● WHAT YOU ARE ASKED TO DO
Gather all lines in the data that hold the string "image".

Collected data entries
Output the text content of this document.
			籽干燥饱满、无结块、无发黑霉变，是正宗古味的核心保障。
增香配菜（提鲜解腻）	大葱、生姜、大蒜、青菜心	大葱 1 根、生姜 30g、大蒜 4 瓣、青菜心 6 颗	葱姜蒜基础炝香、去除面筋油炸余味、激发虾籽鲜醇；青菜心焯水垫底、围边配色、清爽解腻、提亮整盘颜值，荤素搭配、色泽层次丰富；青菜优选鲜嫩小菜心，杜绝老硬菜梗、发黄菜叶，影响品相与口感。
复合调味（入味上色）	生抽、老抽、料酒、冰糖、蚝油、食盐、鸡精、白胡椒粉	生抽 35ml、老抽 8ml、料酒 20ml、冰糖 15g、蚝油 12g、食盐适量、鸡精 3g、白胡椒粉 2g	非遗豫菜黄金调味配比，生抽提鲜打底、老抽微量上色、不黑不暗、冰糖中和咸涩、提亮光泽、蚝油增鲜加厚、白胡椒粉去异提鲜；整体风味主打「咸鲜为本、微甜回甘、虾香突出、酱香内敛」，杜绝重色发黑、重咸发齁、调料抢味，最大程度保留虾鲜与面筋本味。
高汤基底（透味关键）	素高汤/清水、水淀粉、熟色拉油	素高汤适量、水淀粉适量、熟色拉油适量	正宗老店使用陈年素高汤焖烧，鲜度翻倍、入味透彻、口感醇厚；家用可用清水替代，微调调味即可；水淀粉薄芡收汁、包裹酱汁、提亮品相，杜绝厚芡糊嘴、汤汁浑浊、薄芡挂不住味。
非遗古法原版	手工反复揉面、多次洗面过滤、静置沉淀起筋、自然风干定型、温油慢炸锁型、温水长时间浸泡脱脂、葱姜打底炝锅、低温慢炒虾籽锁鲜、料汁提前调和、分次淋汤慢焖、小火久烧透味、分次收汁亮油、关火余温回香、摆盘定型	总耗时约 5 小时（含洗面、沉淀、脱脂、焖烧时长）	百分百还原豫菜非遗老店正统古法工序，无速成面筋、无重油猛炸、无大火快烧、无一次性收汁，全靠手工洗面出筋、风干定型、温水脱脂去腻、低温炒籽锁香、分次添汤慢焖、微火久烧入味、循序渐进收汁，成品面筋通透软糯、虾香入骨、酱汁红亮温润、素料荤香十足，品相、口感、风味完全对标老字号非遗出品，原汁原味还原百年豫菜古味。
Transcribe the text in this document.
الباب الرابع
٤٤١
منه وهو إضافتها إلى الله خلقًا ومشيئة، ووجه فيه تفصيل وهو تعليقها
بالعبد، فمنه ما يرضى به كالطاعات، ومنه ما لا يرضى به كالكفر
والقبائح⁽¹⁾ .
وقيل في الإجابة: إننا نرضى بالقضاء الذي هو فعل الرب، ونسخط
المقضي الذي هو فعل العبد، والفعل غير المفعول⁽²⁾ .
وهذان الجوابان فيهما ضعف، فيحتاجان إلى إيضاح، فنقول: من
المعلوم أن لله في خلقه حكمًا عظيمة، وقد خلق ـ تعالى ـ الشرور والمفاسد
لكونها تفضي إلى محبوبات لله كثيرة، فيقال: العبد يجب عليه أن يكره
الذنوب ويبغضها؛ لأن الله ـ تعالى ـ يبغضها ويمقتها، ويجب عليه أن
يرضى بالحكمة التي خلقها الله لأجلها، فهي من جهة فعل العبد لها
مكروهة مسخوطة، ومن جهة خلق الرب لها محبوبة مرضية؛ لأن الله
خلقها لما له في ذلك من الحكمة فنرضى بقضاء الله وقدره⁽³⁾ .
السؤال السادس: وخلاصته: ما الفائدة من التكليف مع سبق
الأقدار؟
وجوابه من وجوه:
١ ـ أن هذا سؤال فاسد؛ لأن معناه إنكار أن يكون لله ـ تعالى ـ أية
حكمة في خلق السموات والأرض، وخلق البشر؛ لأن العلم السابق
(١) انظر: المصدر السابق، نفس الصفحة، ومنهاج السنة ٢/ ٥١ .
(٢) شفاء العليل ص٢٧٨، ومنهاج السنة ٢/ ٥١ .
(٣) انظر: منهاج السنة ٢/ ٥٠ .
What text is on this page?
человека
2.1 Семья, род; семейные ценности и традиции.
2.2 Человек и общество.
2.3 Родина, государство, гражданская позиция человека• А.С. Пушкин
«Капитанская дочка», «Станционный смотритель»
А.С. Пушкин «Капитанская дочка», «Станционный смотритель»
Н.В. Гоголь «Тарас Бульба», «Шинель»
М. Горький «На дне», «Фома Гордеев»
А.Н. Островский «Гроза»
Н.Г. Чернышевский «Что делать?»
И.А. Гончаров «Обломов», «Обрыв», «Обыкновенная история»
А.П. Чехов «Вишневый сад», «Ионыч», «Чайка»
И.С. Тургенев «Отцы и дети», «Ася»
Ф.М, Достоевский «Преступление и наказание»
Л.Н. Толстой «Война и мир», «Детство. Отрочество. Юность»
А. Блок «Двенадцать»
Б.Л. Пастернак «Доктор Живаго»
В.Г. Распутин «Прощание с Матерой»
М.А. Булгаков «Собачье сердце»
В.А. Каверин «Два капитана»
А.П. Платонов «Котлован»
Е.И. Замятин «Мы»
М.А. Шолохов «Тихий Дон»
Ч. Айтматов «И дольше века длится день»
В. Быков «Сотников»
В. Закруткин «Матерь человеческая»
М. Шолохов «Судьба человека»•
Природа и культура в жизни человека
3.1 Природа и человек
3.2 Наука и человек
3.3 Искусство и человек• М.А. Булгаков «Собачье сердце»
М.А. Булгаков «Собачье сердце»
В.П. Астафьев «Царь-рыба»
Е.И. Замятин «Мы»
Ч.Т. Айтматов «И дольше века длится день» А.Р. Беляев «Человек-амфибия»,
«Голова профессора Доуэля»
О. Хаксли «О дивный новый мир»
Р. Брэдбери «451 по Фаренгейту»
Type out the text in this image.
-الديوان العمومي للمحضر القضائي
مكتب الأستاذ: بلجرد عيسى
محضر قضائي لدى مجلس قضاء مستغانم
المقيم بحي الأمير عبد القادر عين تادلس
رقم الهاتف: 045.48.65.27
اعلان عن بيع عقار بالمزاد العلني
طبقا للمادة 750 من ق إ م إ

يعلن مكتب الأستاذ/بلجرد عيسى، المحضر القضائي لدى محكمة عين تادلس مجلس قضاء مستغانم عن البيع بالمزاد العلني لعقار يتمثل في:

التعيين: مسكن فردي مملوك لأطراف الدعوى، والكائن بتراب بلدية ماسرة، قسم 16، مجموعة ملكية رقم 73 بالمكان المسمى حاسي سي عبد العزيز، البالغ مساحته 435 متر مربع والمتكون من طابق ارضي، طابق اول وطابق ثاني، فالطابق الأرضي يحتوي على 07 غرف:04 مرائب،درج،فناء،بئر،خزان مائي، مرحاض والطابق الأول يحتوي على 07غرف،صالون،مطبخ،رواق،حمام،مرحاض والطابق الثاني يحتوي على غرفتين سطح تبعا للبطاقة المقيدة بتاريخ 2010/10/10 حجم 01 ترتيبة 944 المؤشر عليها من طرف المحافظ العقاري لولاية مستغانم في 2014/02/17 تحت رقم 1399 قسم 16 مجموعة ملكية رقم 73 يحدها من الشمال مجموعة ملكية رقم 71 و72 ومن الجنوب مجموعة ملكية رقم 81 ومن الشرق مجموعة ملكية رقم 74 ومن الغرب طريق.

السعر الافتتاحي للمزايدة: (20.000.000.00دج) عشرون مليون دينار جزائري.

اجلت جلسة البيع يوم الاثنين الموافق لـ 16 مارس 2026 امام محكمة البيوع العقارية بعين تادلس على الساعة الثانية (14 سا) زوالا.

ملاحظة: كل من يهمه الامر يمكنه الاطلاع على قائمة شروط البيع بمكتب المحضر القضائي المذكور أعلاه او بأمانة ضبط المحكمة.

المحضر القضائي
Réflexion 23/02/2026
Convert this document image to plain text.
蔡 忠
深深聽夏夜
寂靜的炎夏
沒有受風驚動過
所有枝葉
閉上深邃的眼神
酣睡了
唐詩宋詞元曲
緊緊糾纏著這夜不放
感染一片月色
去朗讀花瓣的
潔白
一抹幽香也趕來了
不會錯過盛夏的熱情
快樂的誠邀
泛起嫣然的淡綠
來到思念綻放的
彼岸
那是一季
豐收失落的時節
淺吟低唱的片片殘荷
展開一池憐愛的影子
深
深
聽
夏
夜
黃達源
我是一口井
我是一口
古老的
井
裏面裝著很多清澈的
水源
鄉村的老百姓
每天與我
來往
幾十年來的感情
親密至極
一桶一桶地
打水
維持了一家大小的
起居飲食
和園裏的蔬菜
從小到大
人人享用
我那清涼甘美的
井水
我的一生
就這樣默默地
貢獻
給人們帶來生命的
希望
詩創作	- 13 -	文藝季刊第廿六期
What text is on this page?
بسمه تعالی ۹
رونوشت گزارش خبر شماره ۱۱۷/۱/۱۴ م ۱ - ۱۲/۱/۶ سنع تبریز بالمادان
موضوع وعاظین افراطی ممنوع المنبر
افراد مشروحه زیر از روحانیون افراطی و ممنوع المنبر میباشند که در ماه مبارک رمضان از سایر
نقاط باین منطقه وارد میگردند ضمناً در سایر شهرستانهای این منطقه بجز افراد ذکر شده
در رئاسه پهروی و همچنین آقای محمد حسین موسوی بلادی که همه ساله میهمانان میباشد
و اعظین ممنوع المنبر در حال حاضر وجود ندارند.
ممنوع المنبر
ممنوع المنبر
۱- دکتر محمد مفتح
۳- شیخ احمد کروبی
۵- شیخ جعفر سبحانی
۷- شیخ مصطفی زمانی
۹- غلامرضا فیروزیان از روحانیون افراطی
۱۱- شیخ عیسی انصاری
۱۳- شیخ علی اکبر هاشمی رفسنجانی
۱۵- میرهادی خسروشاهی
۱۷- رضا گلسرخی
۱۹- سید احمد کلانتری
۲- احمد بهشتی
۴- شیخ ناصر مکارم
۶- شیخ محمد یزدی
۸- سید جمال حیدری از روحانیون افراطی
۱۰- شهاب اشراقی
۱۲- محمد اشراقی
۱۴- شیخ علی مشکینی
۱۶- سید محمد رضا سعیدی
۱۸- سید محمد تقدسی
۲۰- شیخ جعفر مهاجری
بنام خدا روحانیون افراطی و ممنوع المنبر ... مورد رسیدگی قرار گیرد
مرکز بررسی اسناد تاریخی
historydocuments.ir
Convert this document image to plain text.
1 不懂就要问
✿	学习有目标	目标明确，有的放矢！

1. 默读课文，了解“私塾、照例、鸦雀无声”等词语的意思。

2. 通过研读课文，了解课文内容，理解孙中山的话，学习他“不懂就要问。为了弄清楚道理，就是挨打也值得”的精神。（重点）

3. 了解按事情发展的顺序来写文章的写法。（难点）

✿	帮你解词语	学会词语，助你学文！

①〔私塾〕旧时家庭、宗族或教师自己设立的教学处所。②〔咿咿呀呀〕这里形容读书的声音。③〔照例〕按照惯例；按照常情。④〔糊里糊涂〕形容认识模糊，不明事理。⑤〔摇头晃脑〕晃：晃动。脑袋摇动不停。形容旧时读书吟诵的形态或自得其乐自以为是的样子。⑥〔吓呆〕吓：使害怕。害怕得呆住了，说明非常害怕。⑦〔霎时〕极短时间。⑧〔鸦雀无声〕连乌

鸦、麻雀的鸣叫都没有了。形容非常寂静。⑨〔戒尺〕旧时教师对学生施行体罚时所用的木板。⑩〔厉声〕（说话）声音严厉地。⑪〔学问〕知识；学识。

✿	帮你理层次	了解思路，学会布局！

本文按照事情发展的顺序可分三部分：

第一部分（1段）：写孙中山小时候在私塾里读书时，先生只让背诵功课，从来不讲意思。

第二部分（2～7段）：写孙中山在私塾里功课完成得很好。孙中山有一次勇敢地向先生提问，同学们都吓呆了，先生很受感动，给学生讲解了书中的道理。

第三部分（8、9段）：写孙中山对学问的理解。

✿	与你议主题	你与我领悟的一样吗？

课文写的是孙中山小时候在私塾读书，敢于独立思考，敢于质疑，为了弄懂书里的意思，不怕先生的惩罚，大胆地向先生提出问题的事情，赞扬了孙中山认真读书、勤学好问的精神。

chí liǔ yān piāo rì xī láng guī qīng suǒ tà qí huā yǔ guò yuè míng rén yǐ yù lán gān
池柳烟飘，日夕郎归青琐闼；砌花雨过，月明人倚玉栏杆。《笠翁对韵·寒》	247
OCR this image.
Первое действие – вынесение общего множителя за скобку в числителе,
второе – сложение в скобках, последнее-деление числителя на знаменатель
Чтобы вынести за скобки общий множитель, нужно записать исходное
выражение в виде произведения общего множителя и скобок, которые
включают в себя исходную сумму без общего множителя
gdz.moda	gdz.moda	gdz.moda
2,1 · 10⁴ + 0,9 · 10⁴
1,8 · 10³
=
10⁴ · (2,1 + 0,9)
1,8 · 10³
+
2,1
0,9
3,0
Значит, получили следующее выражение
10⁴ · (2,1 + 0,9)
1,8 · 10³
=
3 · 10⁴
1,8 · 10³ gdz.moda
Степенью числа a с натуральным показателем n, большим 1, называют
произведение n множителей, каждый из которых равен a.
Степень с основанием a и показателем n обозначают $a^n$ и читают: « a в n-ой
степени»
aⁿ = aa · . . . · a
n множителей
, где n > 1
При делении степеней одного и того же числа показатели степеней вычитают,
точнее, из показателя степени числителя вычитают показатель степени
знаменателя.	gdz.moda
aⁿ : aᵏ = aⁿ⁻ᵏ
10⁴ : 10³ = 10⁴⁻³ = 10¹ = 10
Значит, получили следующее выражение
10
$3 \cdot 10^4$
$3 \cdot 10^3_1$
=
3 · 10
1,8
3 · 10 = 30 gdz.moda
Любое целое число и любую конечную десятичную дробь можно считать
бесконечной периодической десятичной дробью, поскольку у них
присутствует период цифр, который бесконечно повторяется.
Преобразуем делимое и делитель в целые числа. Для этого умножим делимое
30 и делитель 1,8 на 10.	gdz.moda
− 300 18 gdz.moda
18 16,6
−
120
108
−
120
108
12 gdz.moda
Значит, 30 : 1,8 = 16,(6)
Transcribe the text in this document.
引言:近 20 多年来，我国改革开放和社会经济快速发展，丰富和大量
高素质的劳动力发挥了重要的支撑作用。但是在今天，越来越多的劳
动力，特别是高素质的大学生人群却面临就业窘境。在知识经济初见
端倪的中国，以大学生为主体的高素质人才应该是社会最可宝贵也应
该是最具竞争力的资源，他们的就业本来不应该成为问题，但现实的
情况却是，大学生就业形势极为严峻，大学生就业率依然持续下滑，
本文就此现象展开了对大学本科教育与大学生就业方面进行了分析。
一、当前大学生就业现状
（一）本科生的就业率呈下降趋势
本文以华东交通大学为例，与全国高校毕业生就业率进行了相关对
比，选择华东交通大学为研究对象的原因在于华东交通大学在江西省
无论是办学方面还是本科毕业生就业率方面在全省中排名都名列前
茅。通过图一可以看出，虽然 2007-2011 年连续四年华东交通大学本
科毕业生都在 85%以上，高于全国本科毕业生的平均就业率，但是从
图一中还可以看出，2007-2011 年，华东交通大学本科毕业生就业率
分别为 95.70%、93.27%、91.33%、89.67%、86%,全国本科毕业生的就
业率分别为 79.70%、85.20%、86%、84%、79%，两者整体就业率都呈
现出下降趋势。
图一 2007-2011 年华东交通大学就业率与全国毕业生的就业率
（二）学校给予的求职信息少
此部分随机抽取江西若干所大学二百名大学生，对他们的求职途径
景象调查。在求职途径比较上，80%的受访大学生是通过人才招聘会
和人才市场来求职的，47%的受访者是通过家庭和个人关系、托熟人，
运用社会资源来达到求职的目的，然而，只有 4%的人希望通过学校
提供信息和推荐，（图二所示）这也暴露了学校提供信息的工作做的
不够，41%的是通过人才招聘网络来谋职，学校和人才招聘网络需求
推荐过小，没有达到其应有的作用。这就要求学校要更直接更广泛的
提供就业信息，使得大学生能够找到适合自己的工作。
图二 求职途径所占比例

● TASK OUTPUT
Type out the text in this image.
Convert this document image to plain text.
Convert this document image to plain text.
OCR this image.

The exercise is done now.